Given exercise
Reproduce the listing below verbatim.
— Start of Data for processing —
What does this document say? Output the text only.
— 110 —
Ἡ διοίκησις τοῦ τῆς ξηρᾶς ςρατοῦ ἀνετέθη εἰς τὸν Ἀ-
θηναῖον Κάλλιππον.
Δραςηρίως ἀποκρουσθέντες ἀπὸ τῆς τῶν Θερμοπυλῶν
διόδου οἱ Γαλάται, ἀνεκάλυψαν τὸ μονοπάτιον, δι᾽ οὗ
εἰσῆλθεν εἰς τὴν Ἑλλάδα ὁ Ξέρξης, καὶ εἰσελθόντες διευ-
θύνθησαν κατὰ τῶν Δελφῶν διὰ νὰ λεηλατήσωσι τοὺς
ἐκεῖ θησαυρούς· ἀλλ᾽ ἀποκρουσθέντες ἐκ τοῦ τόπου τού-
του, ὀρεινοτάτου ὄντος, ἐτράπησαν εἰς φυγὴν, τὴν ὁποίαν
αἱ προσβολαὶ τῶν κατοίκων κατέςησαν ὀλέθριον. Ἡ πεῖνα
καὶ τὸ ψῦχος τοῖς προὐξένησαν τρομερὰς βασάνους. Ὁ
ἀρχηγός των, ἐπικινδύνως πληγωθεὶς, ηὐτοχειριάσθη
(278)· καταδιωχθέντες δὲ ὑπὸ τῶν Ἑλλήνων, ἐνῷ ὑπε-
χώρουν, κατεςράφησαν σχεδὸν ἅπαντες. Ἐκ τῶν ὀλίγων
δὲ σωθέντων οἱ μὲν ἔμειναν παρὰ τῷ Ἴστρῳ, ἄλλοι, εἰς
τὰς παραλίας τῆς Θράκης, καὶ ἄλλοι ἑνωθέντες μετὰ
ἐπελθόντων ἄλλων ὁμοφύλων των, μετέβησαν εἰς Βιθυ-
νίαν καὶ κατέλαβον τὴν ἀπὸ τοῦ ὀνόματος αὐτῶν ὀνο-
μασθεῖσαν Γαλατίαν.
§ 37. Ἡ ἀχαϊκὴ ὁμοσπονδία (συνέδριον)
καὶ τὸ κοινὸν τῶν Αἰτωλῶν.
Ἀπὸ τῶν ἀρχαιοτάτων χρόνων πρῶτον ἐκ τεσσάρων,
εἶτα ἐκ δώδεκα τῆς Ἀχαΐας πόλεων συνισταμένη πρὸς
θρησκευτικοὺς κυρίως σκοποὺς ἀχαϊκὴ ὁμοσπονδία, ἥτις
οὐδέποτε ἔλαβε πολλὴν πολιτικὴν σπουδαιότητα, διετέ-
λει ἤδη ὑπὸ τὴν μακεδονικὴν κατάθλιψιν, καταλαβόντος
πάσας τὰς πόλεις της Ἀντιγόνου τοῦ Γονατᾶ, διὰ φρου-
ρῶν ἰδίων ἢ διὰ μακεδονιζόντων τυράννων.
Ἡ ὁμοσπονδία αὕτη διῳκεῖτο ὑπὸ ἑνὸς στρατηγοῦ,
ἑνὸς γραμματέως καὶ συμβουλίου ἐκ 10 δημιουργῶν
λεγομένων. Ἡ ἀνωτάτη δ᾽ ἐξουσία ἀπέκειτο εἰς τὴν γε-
— End of Data for processing —
Result for this task
What does this document say? Output the text only.
— 110 —
Ἡ διοίκησις τοῦ τῆς ξηρᾶς ςρατοῦ ἀνετέθη εἰς τὸν Ἀ-
θηναῖον Κάλλιππον.
Δραςηρίως ἀποκρουσθέντες ἀπὸ τῆς τῶν Θερμοπυλῶν
διόδου οἱ Γαλάται, ἀνεκάλυψαν τὸ μονοπάτιον, δι᾽ οὗ
εἰσῆλθεν εἰς τὴν Ἑλλάδα ὁ Ξέρξης, καὶ εἰσελθόντες διευ-
θύνθησαν κατὰ τῶν Δελφῶν διὰ νὰ λεηλατήσωσι τοὺς
ἐκεῖ θησαυρούς· ἀλλ᾽ ἀποκρουσθέντες ἐκ τοῦ τόπου τού-
του, ὀρεινοτάτου ὄντος, ἐτράπησαν εἰς φυγὴν, τὴν ὁποίαν
αἱ προσβολαὶ τῶν κατοίκων κατέςησαν ὀλέθριον. Ἡ πεῖνα
καὶ τὸ ψῦχος τοῖς προὐξένησαν τρομερὰς βασάνους. Ὁ
ἀρχηγός των, ἐπικινδύνως πληγωθεὶς, ηὐτοχειριάσθη
(278)· καταδιωχθέντες δὲ ὑπὸ τῶν Ἑλλήνων, ἐνῷ ὑπε-
χώρουν, κατεςράφησαν σχεδὸν ἅπαντες. Ἐκ τῶν ὀλίγων
δὲ σωθέντων οἱ μὲν ἔμειναν παρὰ τῷ Ἴστρῳ, ἄλλοι, εἰς
τὰς παραλίας τῆς Θράκης, καὶ ἄλλοι ἑνωθέντες μετὰ
ἐπελθόντων ἄλλων ὁμοφύλων των, μετέβησαν εἰς Βιθυ-
νίαν καὶ κατέλαβον τὴν ἀπὸ τοῦ ὀνόματος αὐτῶν ὀνο-
μασθεῖσαν Γαλατίαν.
§ 37. Ἡ ἀχαϊκὴ ὁμοσπονδία (συνέδριον)
καὶ τὸ κοινὸν τῶν Αἰτωλῶν.
Ἀπὸ τῶν ἀρχαιοτάτων χρόνων πρῶτον ἐκ τεσσάρων,
εἶτα ἐκ δώδεκα τῆς Ἀχαΐας πόλεων συνισταμένη πρὸς
θρησκευτικοὺς κυρίως σκοποὺς ἀχαϊκὴ ὁμοσπονδία, ἥτις
οὐδέποτε ἔλαβε πολλὴν πολιτικὴν σπουδαιότητα, διετέ-
λει ἤδη ὑπὸ τὴν μακεδονικὴν κατάθλιψιν, καταλαβόντος
πάσας τὰς πόλεις της Ἀντιγόνου τοῦ Γονατᾶ, διὰ φρου-
ρῶν ἰδίων ἢ διὰ μακεδονιζόντων τυράννων.
Ἡ ὁμοσπονδία αὕτη διῳκεῖτο ὑπὸ ἑνὸς στρατηγοῦ,
ἑνὸς γραμματέως καὶ συμβουλίου ἐκ 10 δημιουργῶν
λεγομένων. Ἡ ἀνωτάτη δ᾽ ἐξουσία ἀπέκειτο εἰς τὴν γε-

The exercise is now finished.